### PROBLEM DETAILS
Every record below should be printed exactly as given.

### THE INPUT
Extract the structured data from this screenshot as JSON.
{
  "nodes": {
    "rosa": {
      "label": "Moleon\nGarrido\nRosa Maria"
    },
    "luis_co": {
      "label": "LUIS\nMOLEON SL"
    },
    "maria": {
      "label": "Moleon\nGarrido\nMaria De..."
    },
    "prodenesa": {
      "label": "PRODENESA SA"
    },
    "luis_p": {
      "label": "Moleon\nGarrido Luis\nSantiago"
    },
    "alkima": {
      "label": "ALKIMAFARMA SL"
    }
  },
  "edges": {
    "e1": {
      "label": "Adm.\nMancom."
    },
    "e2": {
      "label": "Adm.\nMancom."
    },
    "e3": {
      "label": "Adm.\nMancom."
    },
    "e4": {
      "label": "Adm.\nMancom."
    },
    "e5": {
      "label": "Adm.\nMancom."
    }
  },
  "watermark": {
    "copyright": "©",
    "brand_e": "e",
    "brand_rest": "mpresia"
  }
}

### CORRECT RESULT
Extract the structured data from this screenshot as JSON.
{
  "nodes": {
    "rosa": {
      "label": "Moleon\nGarrido\nRosa Maria"
    },
    "luis_co": {
      "label": "LUIS\nMOLEON SL"
    },
    "maria": {
      "label": "Moleon\nGarrido\nMaria De..."
    },
    "prodenesa": {
      "label": "PRODENESA SA"
    },
    "luis_p": {
      "label": "Moleon\nGarrido Luis\nSantiago"
    },
    "alkima": {
      "label": "ALKIMAFARMA SL"
    }
  },
  "edges": {
    "e1": {
      "label": "Adm.\nMancom."
    },
    "e2": {
      "label": "Adm.\nMancom."
    },
    "e3": {
      "label": "Adm.\nMancom."
    },
    "e4": {
      "label": "Adm.\nMancom."
    },
    "e5": {
      "label": "Adm.\nMancom."
    }
  },
  "watermark": {
    "copyright": "©",
    "brand_e": "e",
    "brand_rest": "mpresia"
  }
}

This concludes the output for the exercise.